# Instructions for the task:
Omit every picture, then give all the entries again exactly.

— begin Data entries —

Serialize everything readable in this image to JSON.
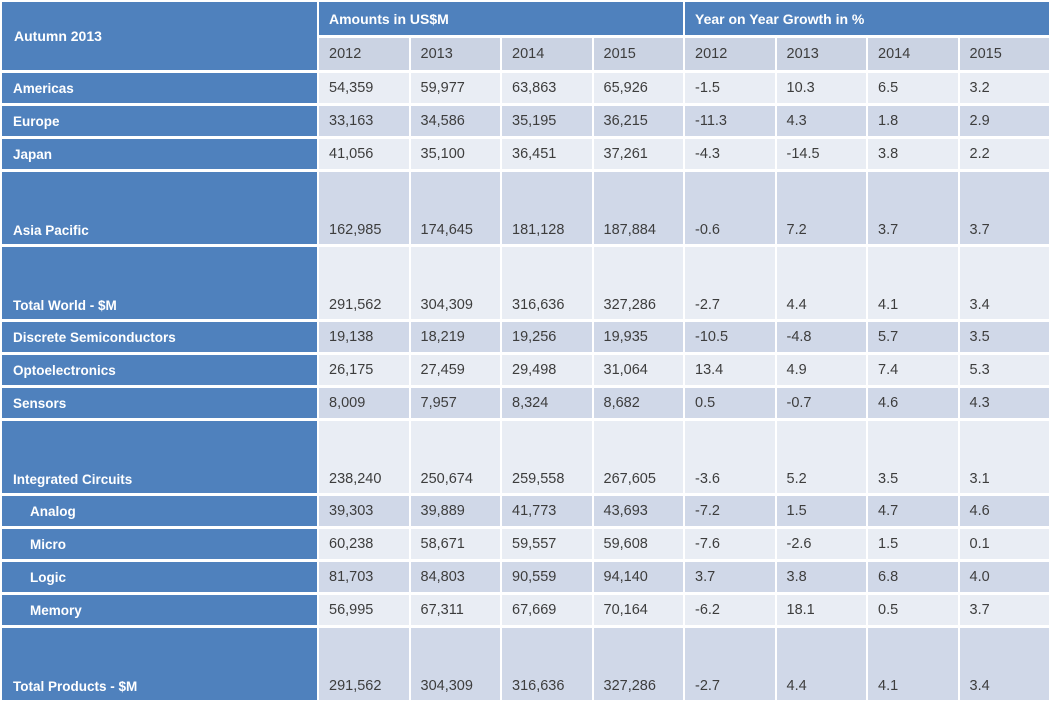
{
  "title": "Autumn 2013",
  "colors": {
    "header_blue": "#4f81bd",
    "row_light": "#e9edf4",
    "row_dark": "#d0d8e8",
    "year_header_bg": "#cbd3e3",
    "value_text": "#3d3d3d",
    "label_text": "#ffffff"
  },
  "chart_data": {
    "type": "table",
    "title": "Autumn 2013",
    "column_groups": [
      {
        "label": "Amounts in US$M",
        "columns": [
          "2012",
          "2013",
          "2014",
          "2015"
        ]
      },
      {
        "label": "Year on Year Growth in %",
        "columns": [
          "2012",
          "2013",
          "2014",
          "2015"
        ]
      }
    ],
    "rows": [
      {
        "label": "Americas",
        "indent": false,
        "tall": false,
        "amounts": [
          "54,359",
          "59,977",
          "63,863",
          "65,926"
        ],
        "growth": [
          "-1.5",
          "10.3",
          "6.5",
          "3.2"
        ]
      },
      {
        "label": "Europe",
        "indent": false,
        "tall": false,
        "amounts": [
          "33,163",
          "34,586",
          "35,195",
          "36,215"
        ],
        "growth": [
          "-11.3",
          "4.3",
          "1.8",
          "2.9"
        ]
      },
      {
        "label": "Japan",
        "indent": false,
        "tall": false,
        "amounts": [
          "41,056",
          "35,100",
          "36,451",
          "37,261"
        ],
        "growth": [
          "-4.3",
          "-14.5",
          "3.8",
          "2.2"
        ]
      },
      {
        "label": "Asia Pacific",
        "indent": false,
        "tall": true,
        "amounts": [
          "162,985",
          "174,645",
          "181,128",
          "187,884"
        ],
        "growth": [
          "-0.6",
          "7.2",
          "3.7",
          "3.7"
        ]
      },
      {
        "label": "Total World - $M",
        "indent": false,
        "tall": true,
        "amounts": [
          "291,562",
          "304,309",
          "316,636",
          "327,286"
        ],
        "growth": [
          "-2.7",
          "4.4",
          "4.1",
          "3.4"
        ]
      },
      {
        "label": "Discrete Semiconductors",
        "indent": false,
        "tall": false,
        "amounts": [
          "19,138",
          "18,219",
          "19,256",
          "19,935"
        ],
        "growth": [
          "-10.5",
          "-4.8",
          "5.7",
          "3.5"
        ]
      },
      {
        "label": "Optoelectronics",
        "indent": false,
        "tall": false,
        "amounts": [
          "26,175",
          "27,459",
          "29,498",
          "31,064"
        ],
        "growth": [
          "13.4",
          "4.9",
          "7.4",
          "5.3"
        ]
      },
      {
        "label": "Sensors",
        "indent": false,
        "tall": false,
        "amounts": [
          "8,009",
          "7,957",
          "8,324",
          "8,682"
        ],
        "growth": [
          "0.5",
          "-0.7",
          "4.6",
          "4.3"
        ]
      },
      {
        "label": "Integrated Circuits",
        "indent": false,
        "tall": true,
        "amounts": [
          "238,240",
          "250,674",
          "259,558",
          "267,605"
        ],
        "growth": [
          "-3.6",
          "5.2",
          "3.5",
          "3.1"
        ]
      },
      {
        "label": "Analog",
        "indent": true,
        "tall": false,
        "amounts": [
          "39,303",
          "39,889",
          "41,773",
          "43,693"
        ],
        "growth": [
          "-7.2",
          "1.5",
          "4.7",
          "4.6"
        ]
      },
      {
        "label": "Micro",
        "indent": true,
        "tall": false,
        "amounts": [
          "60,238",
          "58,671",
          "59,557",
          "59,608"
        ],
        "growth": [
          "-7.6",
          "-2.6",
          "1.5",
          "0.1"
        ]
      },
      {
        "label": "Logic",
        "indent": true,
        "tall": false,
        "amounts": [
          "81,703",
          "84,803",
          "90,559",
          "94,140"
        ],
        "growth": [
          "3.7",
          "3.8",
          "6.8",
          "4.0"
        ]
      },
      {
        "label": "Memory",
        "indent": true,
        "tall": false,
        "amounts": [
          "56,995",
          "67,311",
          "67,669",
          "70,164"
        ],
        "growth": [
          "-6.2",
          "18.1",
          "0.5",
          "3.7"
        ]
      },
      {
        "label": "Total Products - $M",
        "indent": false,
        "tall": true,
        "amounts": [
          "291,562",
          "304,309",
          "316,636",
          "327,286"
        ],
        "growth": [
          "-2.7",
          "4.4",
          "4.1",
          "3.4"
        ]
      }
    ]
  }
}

— end Data entries —

# Written answer:
Serialize everything readable in this image to JSON.
{
  "title": "Autumn 2013",
  "colors": {
    "header_blue": "#4f81bd",
    "row_light": "#e9edf4",
    "row_dark": "#d0d8e8",
    "year_header_bg": "#cbd3e3",
    "value_text": "#3d3d3d",
    "label_text": "#ffffff"
  },
  "chart_data": {
    "type": "table",
    "title": "Autumn 2013",
    "column_groups": [
      {
        "label": "Amounts in US$M",
        "columns": [
          "2012",
          "2013",
          "2014",
          "2015"
        ]
      },
      {
        "label": "Year on Year Growth in %",
        "columns": [
          "2012",
          "2013",
          "2014",
          "2015"
        ]
      }
    ],
    "rows": [
      {
        "label": "Americas",
        "indent": false,
        "tall": false,
        "amounts": [
          "54,359",
          "59,977",
          "63,863",
          "65,926"
        ],
        "growth": [
          "-1.5",
          "10.3",
          "6.5",
          "3.2"
        ]
      },
      {
        "label": "Europe",
        "indent": false,
        "tall": false,
        "amounts": [
          "33,163",
          "34,586",
          "35,195",
          "36,215"
        ],
        "growth": [
          "-11.3",
          "4.3",
          "1.8",
          "2.9"
        ]
      },
      {
        "label": "Japan",
        "indent": false,
        "tall": false,
        "amounts": [
          "41,056",
          "35,100",
          "36,451",
          "37,261"
        ],
        "growth": [
          "-4.3",
          "-14.5",
          "3.8",
          "2.2"
        ]
      },
      {
        "label": "Asia Pacific",
        "indent": false,
        "tall": true,
        "amounts": [
          "162,985",
          "174,645",
          "181,128",
          "187,884"
        ],
        "growth": [
          "-0.6",
          "7.2",
          "3.7",
          "3.7"
        ]
      },
      {
        "label": "Total World - $M",
        "indent": false,
        "tall": true,
        "amounts": [
          "291,562",
          "304,309",
          "316,636",
          "327,286"
        ],
        "growth": [
          "-2.7",
          "4.4",
          "4.1",
          "3.4"
        ]
      },
      {
        "label": "Discrete Semiconductors",
        "indent": false,
        "tall": false,
        "amounts": [
          "19,138",
          "18,219",
          "19,256",
          "19,935"
        ],
        "growth": [
          "-10.5",
          "-4.8",
          "5.7",
          "3.5"
        ]
      },
      {
        "label": "Optoelectronics",
        "indent": false,
        "tall": false,
        "amounts": [
          "26,175",
          "27,459",
          "29,498",
          "31,064"
        ],
        "growth": [
          "13.4",
          "4.9",
          "7.4",
          "5.3"
        ]
      },
      {
        "label": "Sensors",
        "indent": false,
        "tall": false,
        "amounts": [
          "8,009",
          "7,957",
          "8,324",
          "8,682"
        ],
        "growth": [
          "0.5",
          "-0.7",
          "4.6",
          "4.3"
        ]
      },
      {
        "label": "Integrated Circuits",
        "indent": false,
        "tall": true,
        "amounts": [
          "238,240",
          "250,674",
          "259,558",
          "267,605"
        ],
        "growth": [
          "-3.6",
          "5.2",
          "3.5",
          "3.1"
        ]
      },
      {
        "label": "Analog",
        "indent": true,
        "tall": false,
        "amounts": [
          "39,303",
          "39,889",
          "41,773",
          "43,693"
        ],
        "growth": [
          "-7.2",
          "1.5",
          "4.7",
          "4.6"
        ]
      },
      {
        "label": "Micro",
        "indent": true,
        "tall": false,
        "amounts": [
          "60,238",
          "58,671",
          "59,557",
          "59,608"
        ],
        "growth": [
          "-7.6",
          "-2.6",
          "1.5",
          "0.1"
        ]
      },
      {
        "label": "Logic",
        "indent": true,
        "tall": false,
        "amounts": [
          "81,703",
          "84,803",
          "90,559",
          "94,140"
        ],
        "growth": [
          "3.7",
          "3.8",
          "6.8",
          "4.0"
        ]
      },
      {
        "label": "Memory",
        "indent": true,
        "tall": false,
        "amounts": [
          "56,995",
          "67,311",
          "67,669",
          "70,164"
        ],
        "growth": [
          "-6.2",
          "18.1",
          "0.5",
          "3.7"
        ]
      },
      {
        "label": "Total Products - $M",
        "indent": false,
        "tall": true,
        "amounts": [
          "291,562",
          "304,309",
          "316,636",
          "327,286"
        ],
        "growth": [
          "-2.7",
          "4.4",
          "4.1",
          "3.4"
        ]
      }
    ]
  }
}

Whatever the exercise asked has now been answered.